# Happy Birthday darklord!



## Hauntiholik (May 17, 2006)

Happy Birthday darklord! Have a wonderful 37th!


----------



## Up_Up_And_Away (Jul 19, 2008)

Happy Birthday, DarkLord!


----------



## Adam I (Jun 16, 2007)

Happy Birthday


----------



## Bloodhound (Oct 16, 2007)

Happy Birthday, Darklord! have a great day!


----------



## The_Caretaker (Mar 6, 2007)

happy b'day darklord


----------



## sharpobject (May 7, 2008)

Happy Birthday !!!


----------



## darklord (Sep 5, 2007)

Thanks guy's, have a killer day


----------



## HalloweenZombie (Jul 22, 2007)

Happy Birthday to you Sir!


----------



## turtle2778 (Jul 9, 2006)

Happy 37th DarkLORD I hope its your best one yet!!


----------



## pyro (Oct 7, 2006)

happy birthday


----------



## ScareShack (May 26, 2006)

Have a happy b-day!


----------



## scareme (Aug 29, 2006)

Happy Birthday to you!
Happy Birthday to you!
Happy Birthday dear Darklord!
Happy Birthday to you!


----------



## beelce (Jul 21, 2007)

★ ★ ★ ★ ★ ★ ★

DIRECTIVE 1:
Please copy the lines of the listing below, from the line with "List all visible" to the line with "change-state-checkbox[interactable] (846, 308, 854, 317)", and leave out the pictures.

RAW DATA:
★ ★ ★ ★ ★ ★ ★

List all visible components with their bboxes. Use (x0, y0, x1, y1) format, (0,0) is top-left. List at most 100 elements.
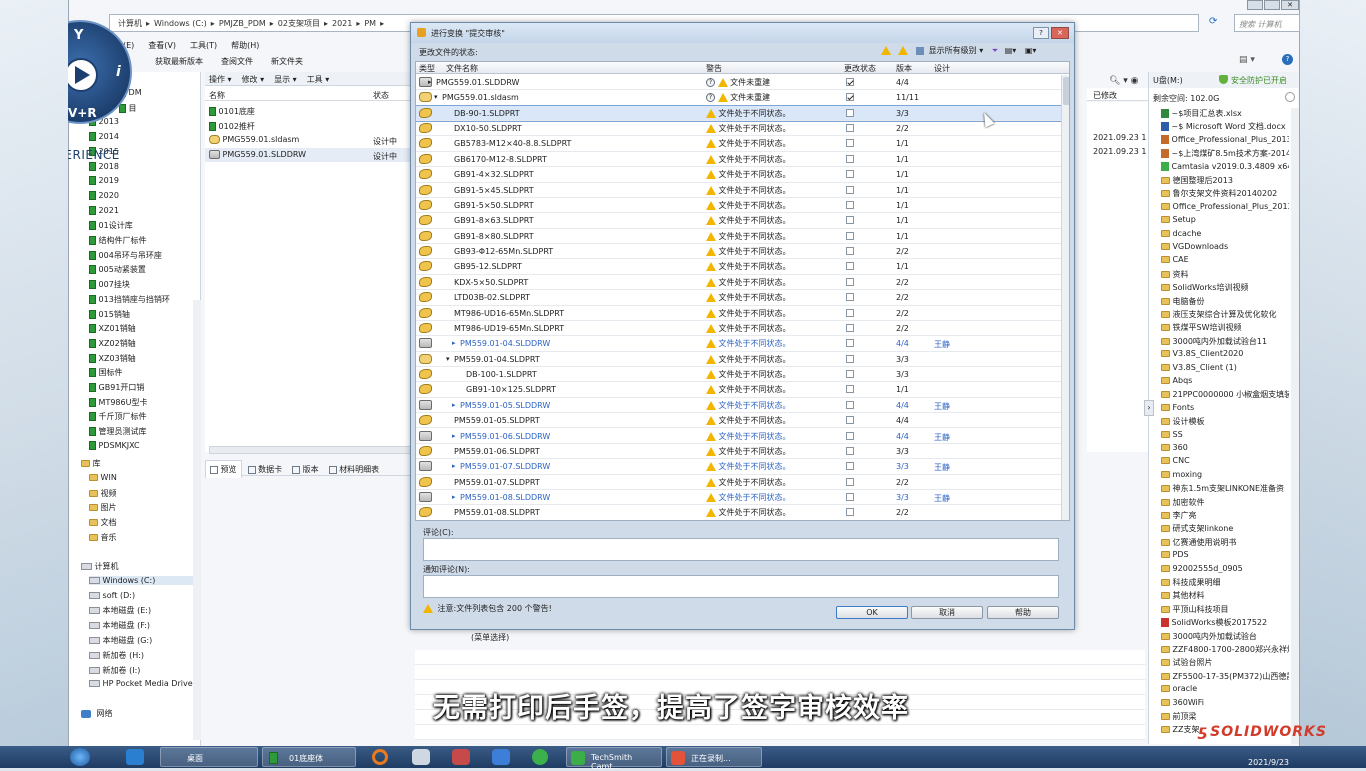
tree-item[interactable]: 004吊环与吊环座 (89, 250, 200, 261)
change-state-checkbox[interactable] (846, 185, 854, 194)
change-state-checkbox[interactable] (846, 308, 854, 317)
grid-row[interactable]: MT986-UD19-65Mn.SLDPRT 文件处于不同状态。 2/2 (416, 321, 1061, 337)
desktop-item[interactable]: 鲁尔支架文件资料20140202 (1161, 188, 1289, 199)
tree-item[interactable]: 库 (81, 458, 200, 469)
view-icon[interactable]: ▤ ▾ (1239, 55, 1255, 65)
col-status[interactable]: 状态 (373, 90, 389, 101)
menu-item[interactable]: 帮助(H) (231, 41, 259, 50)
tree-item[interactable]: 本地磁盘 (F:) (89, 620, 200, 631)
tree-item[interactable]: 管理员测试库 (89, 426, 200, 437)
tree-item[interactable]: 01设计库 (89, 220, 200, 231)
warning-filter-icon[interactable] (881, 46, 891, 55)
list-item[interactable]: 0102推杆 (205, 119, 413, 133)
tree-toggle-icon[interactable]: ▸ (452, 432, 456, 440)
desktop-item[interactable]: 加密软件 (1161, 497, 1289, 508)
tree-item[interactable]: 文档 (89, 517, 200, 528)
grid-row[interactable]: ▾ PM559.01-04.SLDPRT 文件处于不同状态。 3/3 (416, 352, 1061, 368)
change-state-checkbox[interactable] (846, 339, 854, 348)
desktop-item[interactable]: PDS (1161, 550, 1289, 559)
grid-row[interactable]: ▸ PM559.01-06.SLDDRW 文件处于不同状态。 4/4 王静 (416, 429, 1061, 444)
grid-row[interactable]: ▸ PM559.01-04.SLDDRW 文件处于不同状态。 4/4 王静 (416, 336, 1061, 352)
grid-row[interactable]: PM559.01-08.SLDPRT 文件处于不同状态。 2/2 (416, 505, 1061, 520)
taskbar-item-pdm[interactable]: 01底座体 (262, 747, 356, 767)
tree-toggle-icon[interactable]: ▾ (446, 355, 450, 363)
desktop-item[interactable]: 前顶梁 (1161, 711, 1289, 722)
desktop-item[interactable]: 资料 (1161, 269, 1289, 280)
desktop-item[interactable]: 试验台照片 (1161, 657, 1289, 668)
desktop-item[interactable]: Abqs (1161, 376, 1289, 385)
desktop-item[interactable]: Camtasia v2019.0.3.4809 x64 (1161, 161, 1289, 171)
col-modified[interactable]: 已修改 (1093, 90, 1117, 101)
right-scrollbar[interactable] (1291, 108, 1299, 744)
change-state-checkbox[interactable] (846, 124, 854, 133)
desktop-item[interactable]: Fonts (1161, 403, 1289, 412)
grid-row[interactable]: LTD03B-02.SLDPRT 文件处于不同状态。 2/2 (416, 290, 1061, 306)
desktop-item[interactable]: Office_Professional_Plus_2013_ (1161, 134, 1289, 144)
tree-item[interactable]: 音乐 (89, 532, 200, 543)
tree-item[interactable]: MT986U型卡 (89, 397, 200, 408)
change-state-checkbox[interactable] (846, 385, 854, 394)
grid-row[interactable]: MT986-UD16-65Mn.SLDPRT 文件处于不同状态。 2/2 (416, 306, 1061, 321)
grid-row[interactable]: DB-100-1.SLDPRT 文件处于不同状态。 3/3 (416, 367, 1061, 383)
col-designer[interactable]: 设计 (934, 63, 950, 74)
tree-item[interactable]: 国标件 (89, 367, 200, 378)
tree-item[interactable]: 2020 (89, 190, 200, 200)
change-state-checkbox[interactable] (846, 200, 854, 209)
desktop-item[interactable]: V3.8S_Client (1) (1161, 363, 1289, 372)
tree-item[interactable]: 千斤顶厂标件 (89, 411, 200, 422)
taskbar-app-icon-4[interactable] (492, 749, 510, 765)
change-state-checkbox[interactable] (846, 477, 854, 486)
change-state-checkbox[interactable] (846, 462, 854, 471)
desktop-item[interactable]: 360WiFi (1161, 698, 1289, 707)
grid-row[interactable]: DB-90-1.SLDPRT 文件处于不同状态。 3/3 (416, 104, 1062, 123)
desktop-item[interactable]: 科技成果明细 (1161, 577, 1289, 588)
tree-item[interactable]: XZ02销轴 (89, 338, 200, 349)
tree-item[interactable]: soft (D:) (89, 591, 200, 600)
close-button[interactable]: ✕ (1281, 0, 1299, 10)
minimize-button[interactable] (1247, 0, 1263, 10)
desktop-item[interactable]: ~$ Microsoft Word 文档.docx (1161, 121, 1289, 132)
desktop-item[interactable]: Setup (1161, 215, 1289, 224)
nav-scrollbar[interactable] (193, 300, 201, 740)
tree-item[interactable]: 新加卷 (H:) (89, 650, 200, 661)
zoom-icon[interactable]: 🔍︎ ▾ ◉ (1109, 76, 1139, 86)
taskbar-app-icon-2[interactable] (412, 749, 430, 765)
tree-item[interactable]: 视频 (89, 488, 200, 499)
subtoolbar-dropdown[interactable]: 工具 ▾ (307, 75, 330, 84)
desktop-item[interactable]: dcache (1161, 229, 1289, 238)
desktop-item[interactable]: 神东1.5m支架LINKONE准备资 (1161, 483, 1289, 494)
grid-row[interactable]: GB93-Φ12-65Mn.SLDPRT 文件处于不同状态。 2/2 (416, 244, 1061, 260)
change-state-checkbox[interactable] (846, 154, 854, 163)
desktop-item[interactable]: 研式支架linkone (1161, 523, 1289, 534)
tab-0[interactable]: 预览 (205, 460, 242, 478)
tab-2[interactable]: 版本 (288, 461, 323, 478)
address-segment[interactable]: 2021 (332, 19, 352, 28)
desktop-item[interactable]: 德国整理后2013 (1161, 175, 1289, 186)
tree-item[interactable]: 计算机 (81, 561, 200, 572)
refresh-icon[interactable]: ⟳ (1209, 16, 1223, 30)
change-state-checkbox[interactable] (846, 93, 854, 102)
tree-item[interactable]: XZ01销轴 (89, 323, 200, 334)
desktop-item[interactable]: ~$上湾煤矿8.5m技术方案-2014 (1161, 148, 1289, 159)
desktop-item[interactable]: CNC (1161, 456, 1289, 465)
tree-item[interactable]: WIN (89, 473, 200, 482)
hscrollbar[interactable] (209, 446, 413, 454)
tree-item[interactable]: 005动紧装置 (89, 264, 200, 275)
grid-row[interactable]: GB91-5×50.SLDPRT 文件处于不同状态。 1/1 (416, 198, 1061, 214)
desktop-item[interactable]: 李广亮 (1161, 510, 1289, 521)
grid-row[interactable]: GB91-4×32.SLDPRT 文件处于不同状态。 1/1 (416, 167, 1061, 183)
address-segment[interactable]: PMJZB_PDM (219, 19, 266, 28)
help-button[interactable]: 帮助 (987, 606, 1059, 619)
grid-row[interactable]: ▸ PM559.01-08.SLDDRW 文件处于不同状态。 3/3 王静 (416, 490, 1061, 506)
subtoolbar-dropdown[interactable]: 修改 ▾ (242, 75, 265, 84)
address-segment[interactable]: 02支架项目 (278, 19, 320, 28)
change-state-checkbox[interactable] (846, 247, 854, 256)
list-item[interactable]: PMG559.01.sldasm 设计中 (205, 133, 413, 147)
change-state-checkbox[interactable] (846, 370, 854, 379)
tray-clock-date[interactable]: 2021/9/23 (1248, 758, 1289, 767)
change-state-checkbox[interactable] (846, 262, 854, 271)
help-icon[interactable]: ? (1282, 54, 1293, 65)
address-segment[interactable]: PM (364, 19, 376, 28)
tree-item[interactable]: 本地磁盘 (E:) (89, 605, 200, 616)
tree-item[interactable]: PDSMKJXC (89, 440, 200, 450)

★ ★ ★ ★ ★ ★ ★

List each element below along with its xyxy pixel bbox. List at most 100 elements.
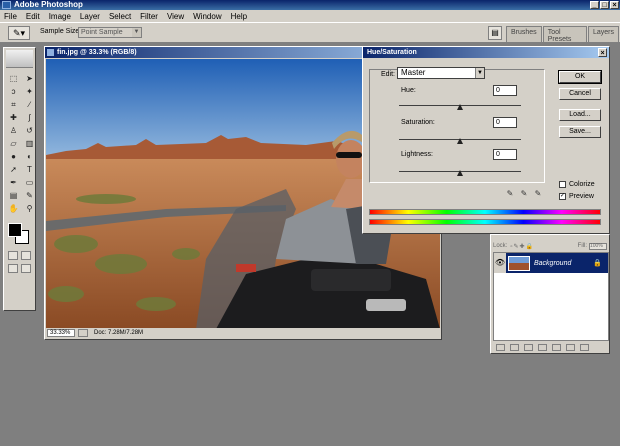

★ ★ ★ ★ ★ ★ ★

DIRECTIVE 2:
Repeat the passage of the birthday thread from "## ScareShack (May" to "Birthday dear Darklord!" word for word.

WRITTEN SOLUTION 1:
List all visible components with their bboxes. Use (x0, y0, x1, y1) format, (0,0) is top-left. List at most 100 elements.
tree-item[interactable]: 004吊环与吊环座 (89, 250, 200, 261)
change-state-checkbox[interactable] (846, 185, 854, 194)
change-state-checkbox[interactable] (846, 308, 854, 317)

WRITTEN SOLUTION 2:
## ScareShack (May 26, 2006)

Have a happy b-day!


----------



## scareme (Aug 29, 2006)

Happy Birthday to you!
Happy Birthday to you!
Happy Birthday dear Darklord!